▸ TASK MATERIAL:
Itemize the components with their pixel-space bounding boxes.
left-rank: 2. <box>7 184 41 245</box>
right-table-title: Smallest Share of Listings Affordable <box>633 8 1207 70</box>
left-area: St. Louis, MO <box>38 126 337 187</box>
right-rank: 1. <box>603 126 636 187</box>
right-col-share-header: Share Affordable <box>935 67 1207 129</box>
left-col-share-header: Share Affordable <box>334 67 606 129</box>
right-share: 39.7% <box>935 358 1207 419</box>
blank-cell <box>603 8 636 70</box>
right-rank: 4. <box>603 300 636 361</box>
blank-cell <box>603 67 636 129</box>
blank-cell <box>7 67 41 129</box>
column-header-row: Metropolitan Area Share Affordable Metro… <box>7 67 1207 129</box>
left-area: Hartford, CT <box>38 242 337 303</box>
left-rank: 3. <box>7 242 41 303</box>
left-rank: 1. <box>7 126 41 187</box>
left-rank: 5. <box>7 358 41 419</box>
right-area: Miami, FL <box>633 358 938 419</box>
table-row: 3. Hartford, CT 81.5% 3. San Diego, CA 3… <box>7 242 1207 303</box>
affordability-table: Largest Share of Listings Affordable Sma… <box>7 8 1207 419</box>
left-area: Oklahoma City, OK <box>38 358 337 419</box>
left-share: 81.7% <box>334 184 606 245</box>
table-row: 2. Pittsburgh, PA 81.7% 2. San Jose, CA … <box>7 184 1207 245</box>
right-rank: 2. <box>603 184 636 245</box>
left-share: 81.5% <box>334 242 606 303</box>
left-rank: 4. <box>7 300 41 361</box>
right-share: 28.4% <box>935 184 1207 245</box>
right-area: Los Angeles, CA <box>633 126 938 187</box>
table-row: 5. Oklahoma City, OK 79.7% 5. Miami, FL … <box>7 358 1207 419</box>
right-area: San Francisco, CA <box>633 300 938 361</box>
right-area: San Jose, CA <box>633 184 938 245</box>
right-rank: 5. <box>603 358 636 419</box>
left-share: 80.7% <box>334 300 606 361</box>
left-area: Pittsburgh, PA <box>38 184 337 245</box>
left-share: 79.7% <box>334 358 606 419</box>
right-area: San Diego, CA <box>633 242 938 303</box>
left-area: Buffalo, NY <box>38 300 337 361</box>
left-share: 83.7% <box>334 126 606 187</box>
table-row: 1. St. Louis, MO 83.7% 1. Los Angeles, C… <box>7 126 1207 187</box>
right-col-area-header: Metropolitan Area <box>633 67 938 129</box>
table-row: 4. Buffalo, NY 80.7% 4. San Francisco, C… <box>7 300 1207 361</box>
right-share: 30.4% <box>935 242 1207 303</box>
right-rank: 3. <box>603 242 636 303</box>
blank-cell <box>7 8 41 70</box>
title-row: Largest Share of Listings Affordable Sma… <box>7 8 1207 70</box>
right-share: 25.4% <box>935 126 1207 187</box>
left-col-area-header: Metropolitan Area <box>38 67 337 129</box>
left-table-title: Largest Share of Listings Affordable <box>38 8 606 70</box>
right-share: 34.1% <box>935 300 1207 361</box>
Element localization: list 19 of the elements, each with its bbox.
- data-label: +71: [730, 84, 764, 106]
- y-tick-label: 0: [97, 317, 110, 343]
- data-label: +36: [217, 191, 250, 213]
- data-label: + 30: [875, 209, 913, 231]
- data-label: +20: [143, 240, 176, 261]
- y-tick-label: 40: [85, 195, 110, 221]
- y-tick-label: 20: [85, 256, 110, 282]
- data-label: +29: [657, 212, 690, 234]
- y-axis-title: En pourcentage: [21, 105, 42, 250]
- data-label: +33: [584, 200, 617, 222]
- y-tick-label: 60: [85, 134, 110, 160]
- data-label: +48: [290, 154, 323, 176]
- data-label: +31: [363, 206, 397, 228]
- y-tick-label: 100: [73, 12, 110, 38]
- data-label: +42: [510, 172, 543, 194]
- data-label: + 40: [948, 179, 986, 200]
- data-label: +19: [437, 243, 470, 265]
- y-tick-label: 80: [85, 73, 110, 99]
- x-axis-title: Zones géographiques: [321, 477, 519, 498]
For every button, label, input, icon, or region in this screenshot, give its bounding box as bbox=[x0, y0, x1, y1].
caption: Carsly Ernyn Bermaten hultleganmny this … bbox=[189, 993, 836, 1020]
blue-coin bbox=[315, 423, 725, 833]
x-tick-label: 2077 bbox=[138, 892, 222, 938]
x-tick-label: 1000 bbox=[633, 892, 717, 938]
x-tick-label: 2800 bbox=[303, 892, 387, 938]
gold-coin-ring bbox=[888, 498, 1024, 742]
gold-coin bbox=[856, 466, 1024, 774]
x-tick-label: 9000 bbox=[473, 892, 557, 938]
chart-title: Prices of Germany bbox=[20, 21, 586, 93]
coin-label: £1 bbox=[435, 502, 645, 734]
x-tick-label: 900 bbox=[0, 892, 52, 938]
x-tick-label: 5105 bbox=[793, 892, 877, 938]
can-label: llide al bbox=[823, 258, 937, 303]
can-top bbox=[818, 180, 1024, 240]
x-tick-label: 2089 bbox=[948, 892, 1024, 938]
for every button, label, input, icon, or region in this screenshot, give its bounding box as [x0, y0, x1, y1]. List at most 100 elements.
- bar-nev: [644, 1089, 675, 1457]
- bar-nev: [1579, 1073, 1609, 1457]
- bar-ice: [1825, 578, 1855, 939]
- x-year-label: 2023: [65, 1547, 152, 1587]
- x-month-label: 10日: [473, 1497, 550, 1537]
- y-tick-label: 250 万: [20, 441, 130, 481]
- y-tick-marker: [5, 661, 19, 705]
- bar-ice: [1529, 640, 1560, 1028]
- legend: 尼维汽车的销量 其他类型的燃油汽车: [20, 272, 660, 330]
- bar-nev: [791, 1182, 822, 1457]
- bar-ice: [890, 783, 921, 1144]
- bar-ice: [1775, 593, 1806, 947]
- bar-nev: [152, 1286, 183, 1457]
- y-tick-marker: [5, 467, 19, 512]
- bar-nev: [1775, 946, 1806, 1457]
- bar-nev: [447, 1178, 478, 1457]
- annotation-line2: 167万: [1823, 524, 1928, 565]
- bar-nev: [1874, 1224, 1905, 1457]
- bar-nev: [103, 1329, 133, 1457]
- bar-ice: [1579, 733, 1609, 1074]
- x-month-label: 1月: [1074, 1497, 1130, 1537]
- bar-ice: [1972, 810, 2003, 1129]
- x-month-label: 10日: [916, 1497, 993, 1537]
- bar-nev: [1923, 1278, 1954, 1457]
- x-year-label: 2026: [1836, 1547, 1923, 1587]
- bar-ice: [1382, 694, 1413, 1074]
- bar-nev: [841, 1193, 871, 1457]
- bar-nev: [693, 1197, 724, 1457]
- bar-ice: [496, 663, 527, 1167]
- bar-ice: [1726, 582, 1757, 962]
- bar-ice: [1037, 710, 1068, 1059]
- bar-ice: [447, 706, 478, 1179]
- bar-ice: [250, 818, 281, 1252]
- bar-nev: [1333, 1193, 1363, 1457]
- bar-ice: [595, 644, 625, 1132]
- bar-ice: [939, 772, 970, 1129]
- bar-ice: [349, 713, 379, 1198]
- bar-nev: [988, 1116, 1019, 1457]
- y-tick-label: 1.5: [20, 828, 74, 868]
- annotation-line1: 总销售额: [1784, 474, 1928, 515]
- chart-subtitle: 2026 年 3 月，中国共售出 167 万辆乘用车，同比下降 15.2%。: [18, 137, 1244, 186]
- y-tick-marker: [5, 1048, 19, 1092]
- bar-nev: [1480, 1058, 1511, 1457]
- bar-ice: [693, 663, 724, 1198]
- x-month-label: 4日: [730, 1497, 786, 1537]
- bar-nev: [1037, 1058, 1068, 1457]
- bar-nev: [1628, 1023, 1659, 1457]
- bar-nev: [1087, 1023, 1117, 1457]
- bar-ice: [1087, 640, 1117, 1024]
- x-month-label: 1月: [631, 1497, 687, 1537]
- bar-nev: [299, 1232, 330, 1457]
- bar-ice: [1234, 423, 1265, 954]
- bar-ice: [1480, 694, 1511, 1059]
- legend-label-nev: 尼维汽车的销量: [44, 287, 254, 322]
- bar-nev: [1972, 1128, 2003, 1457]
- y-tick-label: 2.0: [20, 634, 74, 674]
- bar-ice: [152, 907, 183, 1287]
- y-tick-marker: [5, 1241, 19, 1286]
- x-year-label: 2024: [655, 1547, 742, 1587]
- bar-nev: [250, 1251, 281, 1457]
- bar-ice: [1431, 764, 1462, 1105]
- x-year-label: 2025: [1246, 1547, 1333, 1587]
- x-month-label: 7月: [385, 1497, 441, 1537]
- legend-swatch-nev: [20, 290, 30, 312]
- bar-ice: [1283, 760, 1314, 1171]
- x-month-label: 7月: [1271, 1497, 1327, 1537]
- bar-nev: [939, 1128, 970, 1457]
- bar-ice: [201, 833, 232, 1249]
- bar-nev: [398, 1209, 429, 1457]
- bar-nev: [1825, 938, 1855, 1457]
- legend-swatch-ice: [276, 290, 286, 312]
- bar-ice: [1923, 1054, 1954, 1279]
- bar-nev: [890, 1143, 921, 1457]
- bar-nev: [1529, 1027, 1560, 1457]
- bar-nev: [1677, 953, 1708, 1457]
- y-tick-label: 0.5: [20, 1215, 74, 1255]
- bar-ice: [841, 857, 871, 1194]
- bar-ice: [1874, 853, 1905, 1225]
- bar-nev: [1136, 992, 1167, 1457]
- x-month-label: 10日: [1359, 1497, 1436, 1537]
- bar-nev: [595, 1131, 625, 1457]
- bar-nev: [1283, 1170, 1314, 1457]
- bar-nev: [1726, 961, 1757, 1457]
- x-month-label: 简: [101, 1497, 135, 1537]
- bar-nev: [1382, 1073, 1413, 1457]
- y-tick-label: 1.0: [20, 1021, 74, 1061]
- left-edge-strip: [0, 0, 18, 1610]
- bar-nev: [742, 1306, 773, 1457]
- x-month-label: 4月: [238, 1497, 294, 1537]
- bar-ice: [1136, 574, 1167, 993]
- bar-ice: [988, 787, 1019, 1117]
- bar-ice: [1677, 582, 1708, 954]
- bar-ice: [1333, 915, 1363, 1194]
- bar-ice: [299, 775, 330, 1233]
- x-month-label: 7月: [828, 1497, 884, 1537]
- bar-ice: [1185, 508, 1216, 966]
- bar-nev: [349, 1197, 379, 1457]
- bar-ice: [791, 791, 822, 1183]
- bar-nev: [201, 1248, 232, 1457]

▸ WHAT IS ASKED: Extract the lines of the listing above verbatim, starting at its first line and ending at the line that contains "right-rank: 1. <box>603 126 636 187</box>", with both ends included.

▸ COMPLETE OUTPUT:
Itemize the components with their pixel-space bounding boxes.
left-rank: 2. <box>7 184 41 245</box>
right-table-title: Smallest Share of Listings Affordable <box>633 8 1207 70</box>
left-area: St. Louis, MO <box>38 126 337 187</box>
right-rank: 1. <box>603 126 636 187</box>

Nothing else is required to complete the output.